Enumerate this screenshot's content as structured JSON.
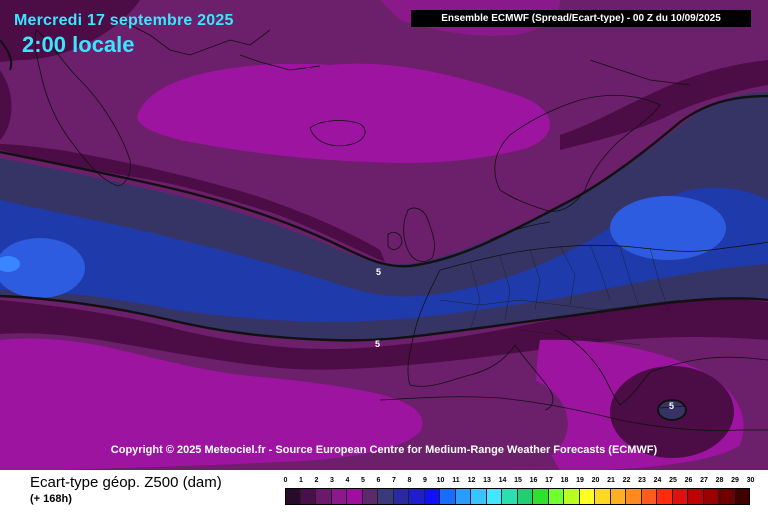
{
  "header": {
    "date": "Mercredi 17 septembre 2025",
    "time": "2:00 locale",
    "run": "Ensemble ECMWF  (Spread/Ecart-type) - 00 Z du 10/09/2025"
  },
  "copyright": "Copyright © 2025 Meteociel.fr - Source European Centre for Medium-Range Weather Forecasts (ECMWF)",
  "contour_labels": [
    "5",
    "5",
    "5"
  ],
  "footer": {
    "field": "Ecart-type géop. Z500 (dam)",
    "lead": "(+ 168h)"
  },
  "scale": {
    "values": [
      "0",
      "1",
      "2",
      "3",
      "4",
      "5",
      "6",
      "7",
      "8",
      "9",
      "10",
      "11",
      "12",
      "13",
      "14",
      "15",
      "16",
      "17",
      "18",
      "19",
      "20",
      "21",
      "22",
      "23",
      "24",
      "25",
      "26",
      "27",
      "28",
      "29",
      "30"
    ],
    "colors": [
      "#2a0a2a",
      "#4a0e4a",
      "#6b1a6b",
      "#8a1a8a",
      "#9e0fa0",
      "#5c2a6a",
      "#3a3a7a",
      "#2a2aa0",
      "#1e1ecc",
      "#1010ff",
      "#1a6cff",
      "#2a9bff",
      "#3ac4ff",
      "#40e8ff",
      "#2ae0b0",
      "#20d070",
      "#30e030",
      "#70ff30",
      "#b8ff20",
      "#ffff20",
      "#ffd820",
      "#ffb020",
      "#ff8a20",
      "#ff5a20",
      "#ff2a10",
      "#e01010",
      "#c00000",
      "#9a0000",
      "#700000",
      "#400000"
    ]
  },
  "colors": {
    "background": "#6c1f6a",
    "magenta": "#a312a5",
    "dark_band": "#4c0c46",
    "navy": "#363465",
    "blue": "#1f3aab",
    "bright_blue": "#2d5ce0",
    "contour": "#111111",
    "header_text": "#39e6ff"
  }
}
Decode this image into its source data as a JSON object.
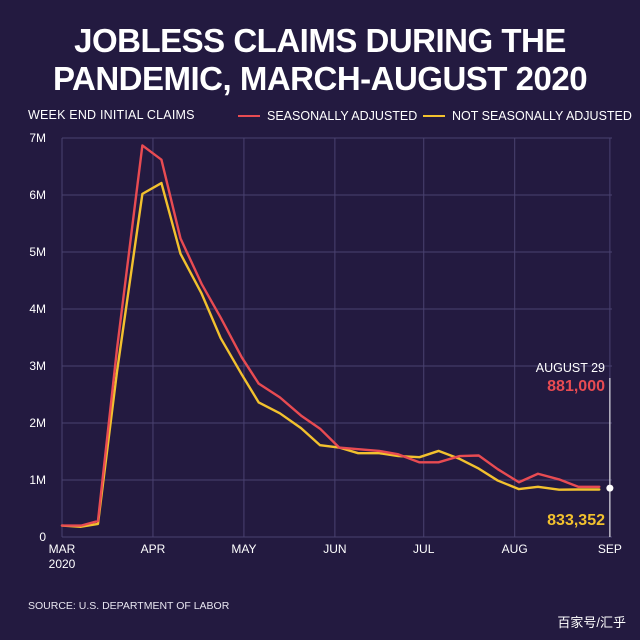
{
  "title": {
    "line1": "JOBLESS CLAIMS DURING THE",
    "line2": "PANDEMIC, MARCH-AUGUST 2020"
  },
  "colors": {
    "background": "#231a40",
    "seasonally_adjusted": "#e84b52",
    "not_seasonally_adjusted": "#f2c12e",
    "grid": "#4a4270",
    "text": "#ffffff"
  },
  "source": "SOURCE:  U.S. DEPARTMENT OF LABOR",
  "watermark": "百家号/汇乎",
  "chart_data": {
    "type": "line",
    "title": "JOBLESS CLAIMS DURING THE PANDEMIC, MARCH-AUGUST 2020",
    "ylabel": "WEEK END INITIAL CLAIMS",
    "xlabel": "",
    "ylim": [
      0,
      7000000
    ],
    "yticks": [
      {
        "value": 0,
        "label": "0"
      },
      {
        "value": 1000000,
        "label": "1M"
      },
      {
        "value": 2000000,
        "label": "2M"
      },
      {
        "value": 3000000,
        "label": "3M"
      },
      {
        "value": 4000000,
        "label": "4M"
      },
      {
        "value": 5000000,
        "label": "5M"
      },
      {
        "value": 6000000,
        "label": "6M"
      },
      {
        "value": 7000000,
        "label": "7M"
      }
    ],
    "xlim": [
      0,
      26
    ],
    "xticks": [
      {
        "week": 0,
        "label": "MAR",
        "sublabel": "2020"
      },
      {
        "week": 4.3,
        "label": "APR",
        "sublabel": ""
      },
      {
        "week": 8.6,
        "label": "MAY",
        "sublabel": ""
      },
      {
        "week": 12.9,
        "label": "JUN",
        "sublabel": ""
      },
      {
        "week": 17.1,
        "label": "JUL",
        "sublabel": ""
      },
      {
        "week": 21.4,
        "label": "AUG",
        "sublabel": ""
      },
      {
        "week": 25.9,
        "label": "SEP",
        "sublabel": ""
      }
    ],
    "week_x": [
      0,
      0.9,
      1.7,
      2.6,
      3.8,
      4.7,
      5.6,
      6.6,
      7.5,
      8.5,
      9.3,
      10.3,
      11.3,
      12.2,
      13.1,
      14.0,
      15.0,
      15.9,
      16.9,
      17.8,
      18.8,
      19.7,
      20.6,
      21.6,
      22.5,
      23.5,
      24.4,
      25.4
    ],
    "series": [
      {
        "name": "SEASONALLY ADJUSTED",
        "color": "#e84b52",
        "values": [
          200000,
          200000,
          280000,
          3300000,
          6870000,
          6620000,
          5240000,
          4440000,
          3850000,
          3150000,
          2690000,
          2450000,
          2130000,
          1900000,
          1570000,
          1540000,
          1510000,
          1450000,
          1310000,
          1310000,
          1420000,
          1430000,
          1190000,
          960000,
          1110000,
          1010000,
          881000,
          881000
        ]
      },
      {
        "name": "NOT SEASONALLY ADJUSTED",
        "color": "#f2c12e",
        "values": [
          200000,
          180000,
          230000,
          2900000,
          6020000,
          6210000,
          4970000,
          4270000,
          3490000,
          2850000,
          2360000,
          2170000,
          1910000,
          1610000,
          1570000,
          1470000,
          1470000,
          1420000,
          1400000,
          1510000,
          1370000,
          1200000,
          990000,
          840000,
          880000,
          830000,
          833352,
          833352
        ]
      }
    ],
    "annotation": {
      "date": "AUGUST 29",
      "seasonally_adjusted": "881,000",
      "not_seasonally_adjusted": "833,352",
      "week": 25.9,
      "value_sa": 881000,
      "value_nsa": 833352
    },
    "legend_position": "top-right",
    "grid": true
  }
}
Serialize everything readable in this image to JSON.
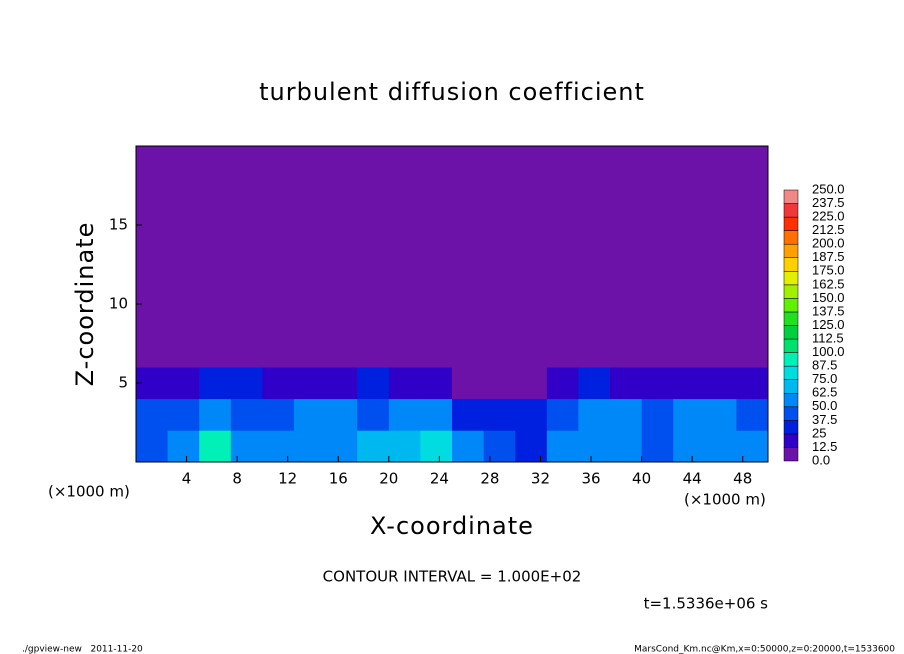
{
  "chart_data": {
    "type": "heatmap",
    "title": "turbulent diffusion coefficient",
    "xlabel": "X-coordinate",
    "ylabel": "Z-coordinate",
    "x_unit_left": "(×1000 m)",
    "x_unit_right": "(×1000 m)",
    "note": "CONTOUR INTERVAL = 1.000E+02",
    "time_label": "t=1.5336e+06 s",
    "footer_left": "./gpview-new   2011-11-20",
    "footer_right": "MarsCond_Km.nc@Km,x=0:50000,z=0:20000,t=1533600",
    "xlim": [
      0,
      50
    ],
    "ylim": [
      0,
      20
    ],
    "xticks": [
      4,
      8,
      12,
      16,
      20,
      24,
      28,
      32,
      36,
      40,
      44,
      48
    ],
    "yticks": [
      5,
      10,
      15
    ],
    "xbins": [
      0,
      2.5,
      5,
      7.5,
      10,
      12.5,
      15,
      17.5,
      20,
      22.5,
      25,
      27.5,
      30,
      32.5,
      35,
      37.5,
      40,
      42.5,
      45,
      47.5,
      50
    ],
    "zbins": [
      0,
      2,
      4,
      6,
      20
    ],
    "values": [
      [
        45,
        55,
        95,
        60,
        50,
        55,
        60,
        65,
        70,
        75,
        55,
        40,
        35,
        50,
        60,
        55,
        45,
        50,
        60,
        50
      ],
      [
        40,
        45,
        60,
        45,
        40,
        50,
        55,
        45,
        50,
        55,
        30,
        25,
        30,
        45,
        55,
        50,
        40,
        55,
        50,
        45
      ],
      [
        15,
        20,
        25,
        25,
        20,
        15,
        20,
        25,
        20,
        15,
        10,
        8,
        10,
        20,
        25,
        20,
        15,
        20,
        20,
        15
      ],
      [
        3,
        3,
        3,
        3,
        3,
        3,
        3,
        3,
        3,
        3,
        3,
        3,
        3,
        3,
        3,
        3,
        3,
        3,
        3,
        3
      ]
    ],
    "levels": [
      {
        "value": 0,
        "label": "0.0"
      },
      12.5,
      25,
      37.5,
      {
        "value": 50,
        "label": "50.0"
      },
      62.5,
      {
        "value": 75,
        "label": "75.0"
      },
      87.5,
      {
        "value": 100,
        "label": "100.0"
      },
      112.5,
      {
        "value": 125,
        "label": "125.0"
      },
      137.5,
      {
        "value": 150,
        "label": "150.0"
      },
      162.5,
      {
        "value": 175,
        "label": "175.0"
      },
      187.5,
      {
        "value": 200,
        "label": "200.0"
      },
      212.5,
      {
        "value": 225,
        "label": "225.0"
      },
      237.5,
      {
        "value": 250,
        "label": "250.0"
      }
    ],
    "colors": [
      "#6c12a8",
      "#3000c8",
      "#0020e0",
      "#0050f0",
      "#0088f8",
      "#00b8f0",
      "#00dce0",
      "#00f0b8",
      "#00e070",
      "#00d040",
      "#20e020",
      "#60f000",
      "#a0f000",
      "#e0f000",
      "#ffd000",
      "#ffa000",
      "#ff7000",
      "#ff3000",
      "#f03838",
      "#f08888"
    ]
  }
}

┄┄┄┄┄┄

# Task requirements:
In the records above, locate the lines holding the word "name". Copy each of them.

# Solution to this task:
        "name": "SEASONALLY ADJUSTED",
        "name": "NOT SEASONALLY ADJUSTED",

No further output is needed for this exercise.